**THE PROBLEM:**
All lines from the one containing "Enumerate this chart's" through the last line of the listing below are to be copied exactly. Exclude the pictures.

(Dataset records on visual material)
....

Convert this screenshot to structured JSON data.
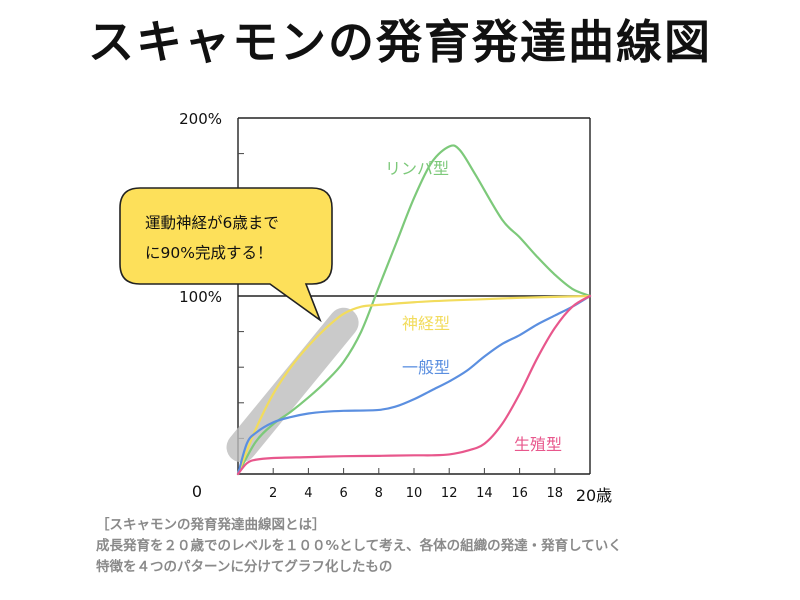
{
  "title": "スキャモンの発育発達曲線図",
  "callout": {
    "line1": "運動神経が6歳まで",
    "line2": "に90%完成する！"
  },
  "caption": {
    "line1": "［スキャモンの発育発達曲線図とは］",
    "line2": "成長発育を２０歳でのレベルを１００%として考え、各体の組織の発達・発育していく",
    "line3": "特徴を４つのパターンに分けてグラフ化したもの"
  },
  "colors": {
    "lymph": "#7dc97a",
    "neural": "#f2dc5d",
    "general": "#5b8fe0",
    "reproductive": "#e8578c",
    "callout_fill": "#fde05a",
    "highlight": "#bdbdbd"
  },
  "chart_data": {
    "type": "line",
    "title": "スキャモンの発育発達曲線図",
    "xlim": [
      0,
      20
    ],
    "ylim": [
      0,
      200
    ],
    "x_ticks": [
      2,
      4,
      6,
      8,
      10,
      12,
      14,
      16,
      18
    ],
    "x_tick_labels": [
      "2",
      "4",
      "6",
      "8",
      "10",
      "12",
      "14",
      "16",
      "18"
    ],
    "x_end_label": "20歳",
    "origin_label": "0",
    "y_tick_labels": [
      {
        "value": 200,
        "label": "200%"
      },
      {
        "value": 100,
        "label": "100%"
      }
    ],
    "grid": false,
    "series": [
      {
        "name": "リンパ型",
        "color": "#7dc97a",
        "points": [
          [
            0,
            0
          ],
          [
            1,
            18
          ],
          [
            2,
            28
          ],
          [
            3,
            35
          ],
          [
            4,
            43
          ],
          [
            5,
            52
          ],
          [
            6,
            63
          ],
          [
            7,
            80
          ],
          [
            8,
            105
          ],
          [
            9,
            130
          ],
          [
            10,
            155
          ],
          [
            11,
            175
          ],
          [
            12,
            184
          ],
          [
            12.6,
            182
          ],
          [
            13.5,
            168
          ],
          [
            15,
            143
          ],
          [
            16,
            133
          ],
          [
            17,
            122
          ],
          [
            18,
            112
          ],
          [
            19,
            104
          ],
          [
            20,
            100
          ]
        ]
      },
      {
        "name": "神経型",
        "color": "#f2dc5d",
        "points": [
          [
            0,
            0
          ],
          [
            1,
            25
          ],
          [
            2,
            45
          ],
          [
            3,
            60
          ],
          [
            4,
            72
          ],
          [
            5,
            82
          ],
          [
            6,
            90
          ],
          [
            7,
            94
          ],
          [
            8,
            95
          ],
          [
            10,
            96.5
          ],
          [
            12,
            97.5
          ],
          [
            14,
            98.2
          ],
          [
            16,
            99
          ],
          [
            18,
            99.5
          ],
          [
            20,
            100
          ]
        ]
      },
      {
        "name": "一般型",
        "color": "#5b8fe0",
        "points": [
          [
            0,
            0
          ],
          [
            0.5,
            17
          ],
          [
            1,
            23
          ],
          [
            2,
            29
          ],
          [
            3,
            32
          ],
          [
            4,
            34
          ],
          [
            5,
            35
          ],
          [
            6,
            35.5
          ],
          [
            8,
            36
          ],
          [
            9,
            38
          ],
          [
            10,
            42
          ],
          [
            11,
            47
          ],
          [
            12,
            52
          ],
          [
            13,
            58
          ],
          [
            14,
            66
          ],
          [
            15,
            73
          ],
          [
            16,
            78
          ],
          [
            17,
            84
          ],
          [
            18,
            89
          ],
          [
            19,
            94
          ],
          [
            20,
            100
          ]
        ]
      },
      {
        "name": "生殖型",
        "color": "#e8578c",
        "points": [
          [
            0,
            0
          ],
          [
            0.5,
            6
          ],
          [
            1,
            8
          ],
          [
            2,
            9
          ],
          [
            4,
            9.5
          ],
          [
            6,
            10
          ],
          [
            8,
            10.2
          ],
          [
            10,
            10.5
          ],
          [
            11,
            10.5
          ],
          [
            12,
            11
          ],
          [
            13,
            13
          ],
          [
            14,
            17
          ],
          [
            15,
            28
          ],
          [
            16,
            45
          ],
          [
            17,
            65
          ],
          [
            18,
            82
          ],
          [
            19,
            94
          ],
          [
            20,
            100
          ]
        ]
      }
    ]
  }
}
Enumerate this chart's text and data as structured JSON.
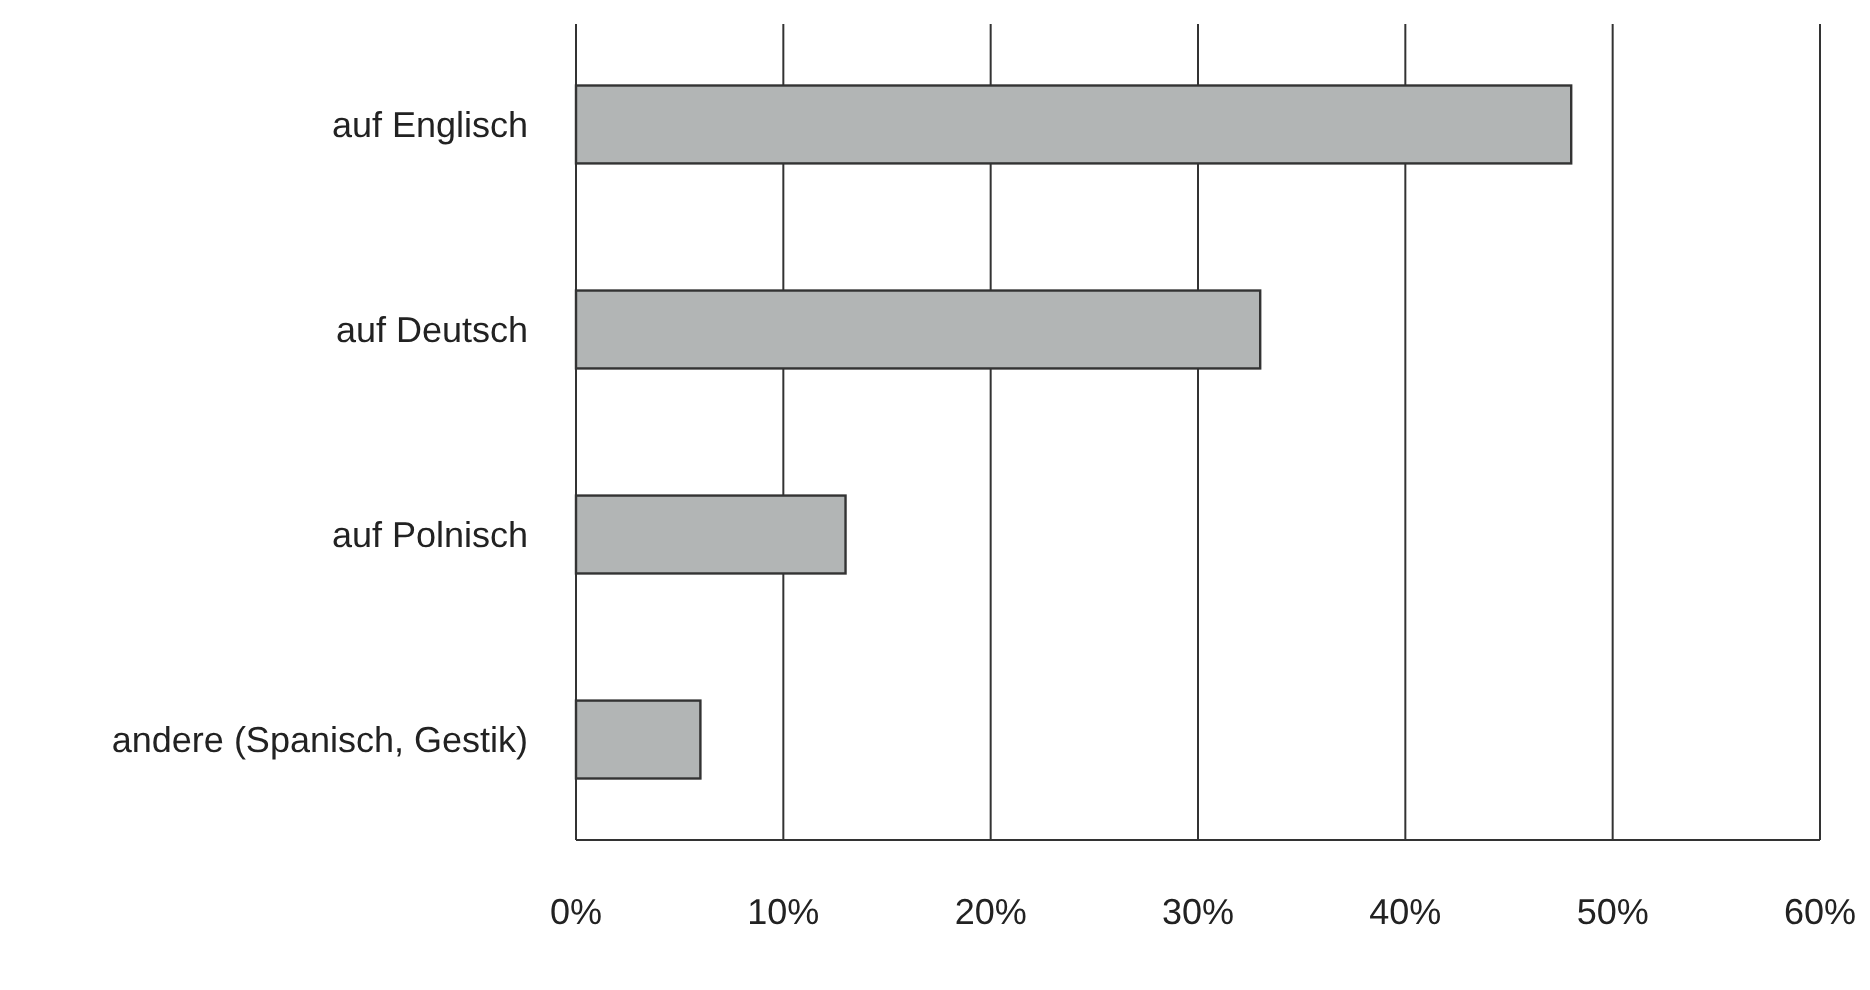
{
  "chart_data": {
    "type": "bar",
    "orientation": "horizontal",
    "categories": [
      "auf Englisch",
      "auf Deutsch",
      "auf Polnisch",
      "andere (Spanisch, Gestik)"
    ],
    "values": [
      48,
      33,
      13,
      6
    ],
    "color": "#b2b5b5",
    "xlim": [
      0,
      60
    ],
    "xticks": [
      {
        "value": 0,
        "label": "0%"
      },
      {
        "value": 10,
        "label": "10%"
      },
      {
        "value": 20,
        "label": "20%"
      },
      {
        "value": 30,
        "label": "30%"
      },
      {
        "value": 40,
        "label": "40%"
      },
      {
        "value": 50,
        "label": "50%"
      },
      {
        "value": 60,
        "label": "60%"
      }
    ],
    "grid": "x"
  }
}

....

**RESPONSE:**
Enumerate this chart's text and data as structured JSON.
{
  "chart_data": {
    "type": "bar",
    "orientation": "horizontal",
    "categories": [
      "auf Englisch",
      "auf Deutsch",
      "auf Polnisch",
      "andere (Spanisch, Gestik)"
    ],
    "values": [
      48,
      33,
      13,
      6
    ],
    "color": "#b2b5b5",
    "xlim": [
      0,
      60
    ],
    "xticks": [
      {
        "value": 0,
        "label": "0%"
      },
      {
        "value": 10,
        "label": "10%"
      },
      {
        "value": 20,
        "label": "20%"
      },
      {
        "value": 30,
        "label": "30%"
      },
      {
        "value": 40,
        "label": "40%"
      },
      {
        "value": 50,
        "label": "50%"
      },
      {
        "value": 60,
        "label": "60%"
      }
    ],
    "grid": "x"
  }
}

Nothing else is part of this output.